DIRECTIVE. Where a line contains the word "nicht", copy that line.

[Dataset items]
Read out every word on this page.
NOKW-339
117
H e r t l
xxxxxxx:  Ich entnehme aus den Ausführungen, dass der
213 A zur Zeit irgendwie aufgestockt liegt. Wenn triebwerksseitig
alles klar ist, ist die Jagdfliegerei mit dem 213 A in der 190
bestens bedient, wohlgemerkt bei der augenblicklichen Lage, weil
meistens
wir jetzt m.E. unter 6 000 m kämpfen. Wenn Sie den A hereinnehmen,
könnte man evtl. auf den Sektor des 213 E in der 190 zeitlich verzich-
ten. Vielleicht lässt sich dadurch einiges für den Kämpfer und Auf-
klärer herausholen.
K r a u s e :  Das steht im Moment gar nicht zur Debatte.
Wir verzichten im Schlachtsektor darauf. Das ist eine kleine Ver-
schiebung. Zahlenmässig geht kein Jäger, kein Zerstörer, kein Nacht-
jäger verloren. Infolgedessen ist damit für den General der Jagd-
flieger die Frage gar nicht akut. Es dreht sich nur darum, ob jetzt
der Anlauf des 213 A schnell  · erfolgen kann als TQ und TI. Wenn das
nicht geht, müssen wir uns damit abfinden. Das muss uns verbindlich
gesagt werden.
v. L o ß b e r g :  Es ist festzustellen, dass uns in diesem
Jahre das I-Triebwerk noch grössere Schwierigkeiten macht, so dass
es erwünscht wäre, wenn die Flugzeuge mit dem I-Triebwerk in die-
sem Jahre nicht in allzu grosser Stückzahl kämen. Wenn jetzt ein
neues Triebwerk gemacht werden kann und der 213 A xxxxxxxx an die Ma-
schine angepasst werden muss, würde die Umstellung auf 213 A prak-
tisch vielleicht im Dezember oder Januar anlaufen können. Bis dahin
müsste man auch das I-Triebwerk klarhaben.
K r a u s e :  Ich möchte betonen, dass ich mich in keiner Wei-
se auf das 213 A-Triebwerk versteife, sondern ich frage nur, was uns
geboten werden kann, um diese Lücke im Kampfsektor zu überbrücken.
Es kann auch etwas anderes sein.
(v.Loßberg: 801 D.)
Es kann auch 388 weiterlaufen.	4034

ANSWER TO THE TASK.
K r a u s e :  Das steht im Moment gar nicht zur Debatte.
flieger die Frage gar nicht akut. Es dreht sich nur darum, ob jetzt
nicht geht, müssen wir uns damit abfinden. Das muss uns verbindlich
sem Jahre nicht in allzu grosser Stückzahl kämen. Wenn jetzt ein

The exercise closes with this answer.